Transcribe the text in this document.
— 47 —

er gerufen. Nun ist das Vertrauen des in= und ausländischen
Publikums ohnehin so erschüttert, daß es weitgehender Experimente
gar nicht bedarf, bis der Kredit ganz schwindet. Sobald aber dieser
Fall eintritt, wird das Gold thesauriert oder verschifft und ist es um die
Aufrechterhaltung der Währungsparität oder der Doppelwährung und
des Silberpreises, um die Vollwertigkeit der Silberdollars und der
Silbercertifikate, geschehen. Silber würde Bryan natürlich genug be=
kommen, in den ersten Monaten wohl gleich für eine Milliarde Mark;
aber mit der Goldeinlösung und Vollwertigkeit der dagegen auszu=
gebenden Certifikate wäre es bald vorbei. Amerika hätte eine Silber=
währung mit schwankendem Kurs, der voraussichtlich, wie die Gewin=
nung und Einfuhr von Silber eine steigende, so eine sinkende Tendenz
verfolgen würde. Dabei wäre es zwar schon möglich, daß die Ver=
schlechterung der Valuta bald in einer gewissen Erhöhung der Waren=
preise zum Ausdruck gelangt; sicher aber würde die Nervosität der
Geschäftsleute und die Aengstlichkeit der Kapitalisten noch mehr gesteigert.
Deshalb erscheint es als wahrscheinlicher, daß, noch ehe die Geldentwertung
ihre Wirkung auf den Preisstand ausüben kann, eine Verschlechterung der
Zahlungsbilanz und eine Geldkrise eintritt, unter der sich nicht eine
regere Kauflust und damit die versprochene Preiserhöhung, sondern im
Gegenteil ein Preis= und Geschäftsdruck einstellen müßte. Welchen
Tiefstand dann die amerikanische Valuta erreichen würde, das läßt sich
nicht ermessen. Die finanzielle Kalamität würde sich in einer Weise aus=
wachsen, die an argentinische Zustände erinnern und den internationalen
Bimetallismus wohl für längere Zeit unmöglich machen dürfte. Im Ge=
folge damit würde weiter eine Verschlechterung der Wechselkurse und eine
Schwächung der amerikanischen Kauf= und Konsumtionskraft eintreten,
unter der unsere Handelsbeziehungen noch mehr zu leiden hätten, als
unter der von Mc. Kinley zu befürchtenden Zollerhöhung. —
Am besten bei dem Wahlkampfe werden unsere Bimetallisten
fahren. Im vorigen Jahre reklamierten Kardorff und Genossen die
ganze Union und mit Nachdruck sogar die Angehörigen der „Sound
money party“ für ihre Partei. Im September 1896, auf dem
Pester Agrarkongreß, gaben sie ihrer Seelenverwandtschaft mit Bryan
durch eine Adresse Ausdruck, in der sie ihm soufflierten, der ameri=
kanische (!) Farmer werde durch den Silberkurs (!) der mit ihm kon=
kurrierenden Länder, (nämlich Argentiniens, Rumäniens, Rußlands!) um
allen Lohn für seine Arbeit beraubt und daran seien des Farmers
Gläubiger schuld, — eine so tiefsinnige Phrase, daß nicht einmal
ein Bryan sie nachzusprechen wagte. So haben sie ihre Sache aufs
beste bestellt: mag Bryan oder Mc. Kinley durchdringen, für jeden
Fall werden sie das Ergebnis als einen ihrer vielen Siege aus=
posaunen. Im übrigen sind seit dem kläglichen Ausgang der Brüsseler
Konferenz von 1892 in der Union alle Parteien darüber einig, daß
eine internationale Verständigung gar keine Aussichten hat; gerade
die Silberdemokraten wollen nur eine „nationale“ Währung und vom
......
* Work to complete *
Repeat the whole listing exactly, keeping every line intact.

* Complete answer *
Transcribe the text in this document.
— 47 —

er gerufen. Nun ist das Vertrauen des in= und ausländischen
Publikums ohnehin so erschüttert, daß es weitgehender Experimente
gar nicht bedarf, bis der Kredit ganz schwindet. Sobald aber dieser
Fall eintritt, wird das Gold thesauriert oder verschifft und ist es um die
Aufrechterhaltung der Währungsparität oder der Doppelwährung und
des Silberpreises, um die Vollwertigkeit der Silberdollars und der
Silbercertifikate, geschehen. Silber würde Bryan natürlich genug be=
kommen, in den ersten Monaten wohl gleich für eine Milliarde Mark;
aber mit der Goldeinlösung und Vollwertigkeit der dagegen auszu=
gebenden Certifikate wäre es bald vorbei. Amerika hätte eine Silber=
währung mit schwankendem Kurs, der voraussichtlich, wie die Gewin=
nung und Einfuhr von Silber eine steigende, so eine sinkende Tendenz
verfolgen würde. Dabei wäre es zwar schon möglich, daß die Ver=
schlechterung der Valuta bald in einer gewissen Erhöhung der Waren=
preise zum Ausdruck gelangt; sicher aber würde die Nervosität der
Geschäftsleute und die Aengstlichkeit der Kapitalisten noch mehr gesteigert.
Deshalb erscheint es als wahrscheinlicher, daß, noch ehe die Geldentwertung
ihre Wirkung auf den Preisstand ausüben kann, eine Verschlechterung der
Zahlungsbilanz und eine Geldkrise eintritt, unter der sich nicht eine
regere Kauflust und damit die versprochene Preiserhöhung, sondern im
Gegenteil ein Preis= und Geschäftsdruck einstellen müßte. Welchen
Tiefstand dann die amerikanische Valuta erreichen würde, das läßt sich
nicht ermessen. Die finanzielle Kalamität würde sich in einer Weise aus=
wachsen, die an argentinische Zustände erinnern und den internationalen
Bimetallismus wohl für längere Zeit unmöglich machen dürfte. Im Ge=
folge damit würde weiter eine Verschlechterung der Wechselkurse und eine
Schwächung der amerikanischen Kauf= und Konsumtionskraft eintreten,
unter der unsere Handelsbeziehungen noch mehr zu leiden hätten, als
unter der von Mc. Kinley zu befürchtenden Zollerhöhung. —
Am besten bei dem Wahlkampfe werden unsere Bimetallisten
fahren. Im vorigen Jahre reklamierten Kardorff und Genossen die
ganze Union und mit Nachdruck sogar die Angehörigen der „Sound
money party“ für ihre Partei. Im September 1896, auf dem
Pester Agrarkongreß, gaben sie ihrer Seelenverwandtschaft mit Bryan
durch eine Adresse Ausdruck, in der sie ihm soufflierten, der ameri=
kanische (!) Farmer werde durch den Silberkurs (!) der mit ihm kon=
kurrierenden Länder, (nämlich Argentiniens, Rumäniens, Rußlands!) um
allen Lohn für seine Arbeit beraubt und daran seien des Farmers
Gläubiger schuld, — eine so tiefsinnige Phrase, daß nicht einmal
ein Bryan sie nachzusprechen wagte. So haben sie ihre Sache aufs
beste bestellt: mag Bryan oder Mc. Kinley durchdringen, für jeden
Fall werden sie das Ergebnis als einen ihrer vielen Siege aus=
posaunen. Im übrigen sind seit dem kläglichen Ausgang der Brüsseler
Konferenz von 1892 in der Union alle Parteien darüber einig, daß
eine internationale Verständigung gar keine Aussichten hat; gerade
die Silberdemokraten wollen nur eine „nationale“ Währung und vom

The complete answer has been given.